# Task statement
Copy out the complete listing, word for word.

** Begin Dataset records **

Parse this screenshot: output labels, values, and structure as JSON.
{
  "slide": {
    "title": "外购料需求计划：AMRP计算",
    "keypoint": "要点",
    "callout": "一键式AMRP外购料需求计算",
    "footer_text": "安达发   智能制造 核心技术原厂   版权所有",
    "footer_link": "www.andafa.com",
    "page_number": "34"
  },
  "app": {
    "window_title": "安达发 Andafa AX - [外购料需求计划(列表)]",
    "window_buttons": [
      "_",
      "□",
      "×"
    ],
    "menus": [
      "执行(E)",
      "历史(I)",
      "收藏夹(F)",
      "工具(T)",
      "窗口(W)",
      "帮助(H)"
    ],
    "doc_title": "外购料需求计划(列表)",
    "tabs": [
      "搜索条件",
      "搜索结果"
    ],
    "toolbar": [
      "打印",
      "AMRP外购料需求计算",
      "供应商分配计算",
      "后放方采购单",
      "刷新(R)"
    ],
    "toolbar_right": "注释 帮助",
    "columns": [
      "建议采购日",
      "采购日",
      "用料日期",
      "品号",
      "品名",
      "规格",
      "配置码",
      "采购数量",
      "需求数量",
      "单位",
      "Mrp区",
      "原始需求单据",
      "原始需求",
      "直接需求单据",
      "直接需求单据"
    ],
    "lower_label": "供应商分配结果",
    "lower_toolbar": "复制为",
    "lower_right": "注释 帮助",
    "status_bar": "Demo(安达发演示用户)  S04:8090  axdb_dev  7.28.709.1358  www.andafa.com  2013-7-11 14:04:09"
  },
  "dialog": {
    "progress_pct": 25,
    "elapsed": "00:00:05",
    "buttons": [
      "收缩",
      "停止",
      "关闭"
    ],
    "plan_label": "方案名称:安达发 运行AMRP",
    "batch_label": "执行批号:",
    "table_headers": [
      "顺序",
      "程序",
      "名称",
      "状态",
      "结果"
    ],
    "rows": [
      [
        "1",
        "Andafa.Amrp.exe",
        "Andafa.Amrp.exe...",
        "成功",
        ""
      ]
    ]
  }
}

** End Dataset records **

# Answer to this problem
Parse this screenshot: output labels, values, and structure as JSON.
{
  "slide": {
    "title": "外购料需求计划：AMRP计算",
    "keypoint": "要点",
    "callout": "一键式AMRP外购料需求计算",
    "footer_text": "安达发   智能制造 核心技术原厂   版权所有",
    "footer_link": "www.andafa.com",
    "page_number": "34"
  },
  "app": {
    "window_title": "安达发 Andafa AX - [外购料需求计划(列表)]",
    "window_buttons": [
      "_",
      "□",
      "×"
    ],
    "menus": [
      "执行(E)",
      "历史(I)",
      "收藏夹(F)",
      "工具(T)",
      "窗口(W)",
      "帮助(H)"
    ],
    "doc_title": "外购料需求计划(列表)",
    "tabs": [
      "搜索条件",
      "搜索结果"
    ],
    "toolbar": [
      "打印",
      "AMRP外购料需求计算",
      "供应商分配计算",
      "后放方采购单",
      "刷新(R)"
    ],
    "toolbar_right": "注释 帮助",
    "columns": [
      "建议采购日",
      "采购日",
      "用料日期",
      "品号",
      "品名",
      "规格",
      "配置码",
      "采购数量",
      "需求数量",
      "单位",
      "Mrp区",
      "原始需求单据",
      "原始需求",
      "直接需求单据",
      "直接需求单据"
    ],
    "lower_label": "供应商分配结果",
    "lower_toolbar": "复制为",
    "lower_right": "注释 帮助",
    "status_bar": "Demo(安达发演示用户)  S04:8090  axdb_dev  7.28.709.1358  www.andafa.com  2013-7-11 14:04:09"
  },
  "dialog": {
    "progress_pct": 25,
    "elapsed": "00:00:05",
    "buttons": [
      "收缩",
      "停止",
      "关闭"
    ],
    "plan_label": "方案名称:安达发 运行AMRP",
    "batch_label": "执行批号:",
    "table_headers": [
      "顺序",
      "程序",
      "名称",
      "状态",
      "结果"
    ],
    "rows": [
      [
        "1",
        "Andafa.Amrp.exe",
        "Andafa.Amrp.exe...",
        "成功",
        ""
      ]
    ]
  }
}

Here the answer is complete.